Stored records:
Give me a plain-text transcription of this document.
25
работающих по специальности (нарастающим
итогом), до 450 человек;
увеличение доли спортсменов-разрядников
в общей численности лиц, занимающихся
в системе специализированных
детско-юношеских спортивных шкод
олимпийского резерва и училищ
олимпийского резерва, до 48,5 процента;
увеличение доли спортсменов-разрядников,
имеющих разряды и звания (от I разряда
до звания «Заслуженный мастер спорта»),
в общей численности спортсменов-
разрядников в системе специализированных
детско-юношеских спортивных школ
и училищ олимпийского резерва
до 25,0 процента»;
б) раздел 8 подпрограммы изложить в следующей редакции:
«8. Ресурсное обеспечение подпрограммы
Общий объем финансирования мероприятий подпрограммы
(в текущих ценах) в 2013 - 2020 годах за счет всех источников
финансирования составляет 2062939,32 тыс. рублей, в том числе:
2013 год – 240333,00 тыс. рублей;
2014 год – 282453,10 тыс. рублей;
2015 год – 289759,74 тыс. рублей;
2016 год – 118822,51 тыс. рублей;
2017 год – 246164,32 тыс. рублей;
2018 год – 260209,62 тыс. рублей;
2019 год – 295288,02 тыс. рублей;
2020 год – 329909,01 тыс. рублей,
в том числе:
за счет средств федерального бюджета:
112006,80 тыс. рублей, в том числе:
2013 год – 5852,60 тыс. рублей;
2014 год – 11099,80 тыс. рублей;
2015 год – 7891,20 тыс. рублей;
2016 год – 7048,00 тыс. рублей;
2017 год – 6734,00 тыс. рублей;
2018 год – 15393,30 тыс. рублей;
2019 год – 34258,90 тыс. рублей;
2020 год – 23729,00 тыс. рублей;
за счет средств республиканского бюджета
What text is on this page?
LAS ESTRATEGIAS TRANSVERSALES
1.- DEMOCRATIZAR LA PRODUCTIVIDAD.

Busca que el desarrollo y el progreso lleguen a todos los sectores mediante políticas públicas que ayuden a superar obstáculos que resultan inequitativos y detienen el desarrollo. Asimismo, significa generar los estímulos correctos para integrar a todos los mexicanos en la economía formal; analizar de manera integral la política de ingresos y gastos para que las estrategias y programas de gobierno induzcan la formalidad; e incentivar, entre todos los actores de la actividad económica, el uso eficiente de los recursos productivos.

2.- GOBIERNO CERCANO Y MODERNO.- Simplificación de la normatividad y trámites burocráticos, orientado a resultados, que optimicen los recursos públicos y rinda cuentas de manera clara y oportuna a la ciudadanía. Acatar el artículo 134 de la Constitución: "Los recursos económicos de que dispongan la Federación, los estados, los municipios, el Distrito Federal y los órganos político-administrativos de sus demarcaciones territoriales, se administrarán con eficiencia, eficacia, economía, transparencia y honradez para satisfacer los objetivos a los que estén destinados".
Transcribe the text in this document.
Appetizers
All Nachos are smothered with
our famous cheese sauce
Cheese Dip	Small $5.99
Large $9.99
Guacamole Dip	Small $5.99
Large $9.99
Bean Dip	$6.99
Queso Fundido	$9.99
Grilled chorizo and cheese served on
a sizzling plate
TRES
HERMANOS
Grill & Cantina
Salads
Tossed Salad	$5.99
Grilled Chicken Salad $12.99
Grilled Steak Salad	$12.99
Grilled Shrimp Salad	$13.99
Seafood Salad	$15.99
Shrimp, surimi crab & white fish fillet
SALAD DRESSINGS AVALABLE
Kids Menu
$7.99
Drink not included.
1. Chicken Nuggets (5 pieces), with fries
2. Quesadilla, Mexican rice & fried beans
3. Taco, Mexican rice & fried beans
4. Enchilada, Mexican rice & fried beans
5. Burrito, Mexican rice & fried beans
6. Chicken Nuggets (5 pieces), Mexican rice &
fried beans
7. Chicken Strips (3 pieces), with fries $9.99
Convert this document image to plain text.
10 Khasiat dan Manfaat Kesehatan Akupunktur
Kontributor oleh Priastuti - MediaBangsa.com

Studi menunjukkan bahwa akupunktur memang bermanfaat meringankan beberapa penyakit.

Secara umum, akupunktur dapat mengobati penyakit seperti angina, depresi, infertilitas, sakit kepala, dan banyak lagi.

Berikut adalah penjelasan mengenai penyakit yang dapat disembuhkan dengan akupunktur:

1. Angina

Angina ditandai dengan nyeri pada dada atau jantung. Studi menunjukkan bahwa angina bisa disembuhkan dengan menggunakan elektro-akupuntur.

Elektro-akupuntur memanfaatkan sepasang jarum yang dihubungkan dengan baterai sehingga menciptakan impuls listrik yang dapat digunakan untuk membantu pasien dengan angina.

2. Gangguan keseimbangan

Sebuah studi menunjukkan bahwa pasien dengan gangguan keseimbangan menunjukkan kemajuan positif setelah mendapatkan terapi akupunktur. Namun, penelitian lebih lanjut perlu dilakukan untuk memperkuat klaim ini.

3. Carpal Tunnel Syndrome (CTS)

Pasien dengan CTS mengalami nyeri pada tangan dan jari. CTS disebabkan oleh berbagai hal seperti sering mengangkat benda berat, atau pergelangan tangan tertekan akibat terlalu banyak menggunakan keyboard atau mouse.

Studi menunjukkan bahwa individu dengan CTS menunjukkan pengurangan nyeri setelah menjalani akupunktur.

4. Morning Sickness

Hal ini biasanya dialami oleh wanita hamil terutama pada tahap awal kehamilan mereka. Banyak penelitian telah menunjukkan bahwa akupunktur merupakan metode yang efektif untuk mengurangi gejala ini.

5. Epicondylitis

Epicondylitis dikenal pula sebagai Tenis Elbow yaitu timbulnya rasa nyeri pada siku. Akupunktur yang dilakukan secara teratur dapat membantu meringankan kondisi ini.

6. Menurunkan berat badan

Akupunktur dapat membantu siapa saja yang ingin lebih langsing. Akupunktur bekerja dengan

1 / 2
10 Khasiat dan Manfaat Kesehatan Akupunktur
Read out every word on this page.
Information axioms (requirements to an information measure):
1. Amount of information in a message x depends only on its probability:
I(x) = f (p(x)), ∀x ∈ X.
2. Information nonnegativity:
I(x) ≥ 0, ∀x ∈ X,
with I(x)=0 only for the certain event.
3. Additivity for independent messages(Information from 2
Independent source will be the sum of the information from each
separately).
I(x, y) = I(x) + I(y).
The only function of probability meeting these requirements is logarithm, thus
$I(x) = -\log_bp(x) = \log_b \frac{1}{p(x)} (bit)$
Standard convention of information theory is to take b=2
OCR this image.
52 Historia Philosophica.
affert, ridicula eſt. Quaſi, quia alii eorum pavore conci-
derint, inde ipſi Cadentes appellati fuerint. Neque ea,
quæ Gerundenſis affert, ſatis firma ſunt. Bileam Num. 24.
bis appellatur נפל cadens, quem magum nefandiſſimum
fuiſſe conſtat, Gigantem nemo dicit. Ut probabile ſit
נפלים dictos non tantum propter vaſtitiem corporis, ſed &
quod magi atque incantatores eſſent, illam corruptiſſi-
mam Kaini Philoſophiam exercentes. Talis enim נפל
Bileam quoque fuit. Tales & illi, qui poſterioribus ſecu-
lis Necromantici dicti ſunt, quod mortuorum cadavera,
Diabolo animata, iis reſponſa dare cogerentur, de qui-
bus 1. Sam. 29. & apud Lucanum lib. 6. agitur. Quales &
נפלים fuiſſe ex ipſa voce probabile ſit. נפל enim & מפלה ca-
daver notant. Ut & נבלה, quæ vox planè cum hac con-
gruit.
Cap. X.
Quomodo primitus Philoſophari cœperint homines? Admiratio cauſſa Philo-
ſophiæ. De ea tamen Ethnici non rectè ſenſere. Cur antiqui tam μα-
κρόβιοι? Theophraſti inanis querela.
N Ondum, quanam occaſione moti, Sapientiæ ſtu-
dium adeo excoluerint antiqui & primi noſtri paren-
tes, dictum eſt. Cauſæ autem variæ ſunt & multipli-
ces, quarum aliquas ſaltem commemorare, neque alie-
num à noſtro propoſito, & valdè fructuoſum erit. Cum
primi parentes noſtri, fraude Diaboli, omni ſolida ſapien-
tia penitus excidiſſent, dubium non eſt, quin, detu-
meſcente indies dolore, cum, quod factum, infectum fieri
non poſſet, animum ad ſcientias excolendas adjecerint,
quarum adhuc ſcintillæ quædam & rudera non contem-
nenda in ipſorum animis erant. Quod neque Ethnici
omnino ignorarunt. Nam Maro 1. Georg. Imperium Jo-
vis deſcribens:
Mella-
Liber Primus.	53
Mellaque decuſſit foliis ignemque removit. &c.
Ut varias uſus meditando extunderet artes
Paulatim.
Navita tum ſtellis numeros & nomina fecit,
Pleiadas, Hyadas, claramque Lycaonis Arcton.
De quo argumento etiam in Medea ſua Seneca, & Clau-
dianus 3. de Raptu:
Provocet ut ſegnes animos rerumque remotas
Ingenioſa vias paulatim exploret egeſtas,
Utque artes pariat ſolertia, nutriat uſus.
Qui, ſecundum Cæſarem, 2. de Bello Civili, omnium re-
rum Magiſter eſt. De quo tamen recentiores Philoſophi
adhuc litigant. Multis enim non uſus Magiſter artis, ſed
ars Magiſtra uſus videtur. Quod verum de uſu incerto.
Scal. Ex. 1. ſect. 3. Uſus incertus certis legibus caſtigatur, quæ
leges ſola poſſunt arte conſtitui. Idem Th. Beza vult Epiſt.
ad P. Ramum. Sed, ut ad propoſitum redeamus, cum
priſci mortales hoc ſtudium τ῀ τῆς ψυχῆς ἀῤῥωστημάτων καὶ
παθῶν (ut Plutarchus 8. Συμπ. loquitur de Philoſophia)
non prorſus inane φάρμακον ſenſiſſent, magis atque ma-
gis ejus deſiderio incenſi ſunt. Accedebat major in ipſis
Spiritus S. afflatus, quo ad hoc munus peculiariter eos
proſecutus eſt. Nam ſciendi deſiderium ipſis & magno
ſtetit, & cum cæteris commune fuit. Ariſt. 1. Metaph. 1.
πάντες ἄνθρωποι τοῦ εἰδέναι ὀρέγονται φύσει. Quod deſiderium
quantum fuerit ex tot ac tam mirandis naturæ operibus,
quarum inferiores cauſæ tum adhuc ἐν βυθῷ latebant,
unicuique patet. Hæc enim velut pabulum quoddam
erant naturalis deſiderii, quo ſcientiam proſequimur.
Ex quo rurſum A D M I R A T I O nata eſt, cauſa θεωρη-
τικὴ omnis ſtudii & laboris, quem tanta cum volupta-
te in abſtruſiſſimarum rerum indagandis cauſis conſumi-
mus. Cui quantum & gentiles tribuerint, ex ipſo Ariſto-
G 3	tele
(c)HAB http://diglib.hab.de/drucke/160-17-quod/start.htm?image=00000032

_WHAT IS REQUIRED_.
Among the records above, find each line holding the string "Shrimp" and pull it out.

_EXERCISE SOLUTION_.
Grilled Shrimp Salad	$13.99
Shrimp, surimi crab & white fish fillet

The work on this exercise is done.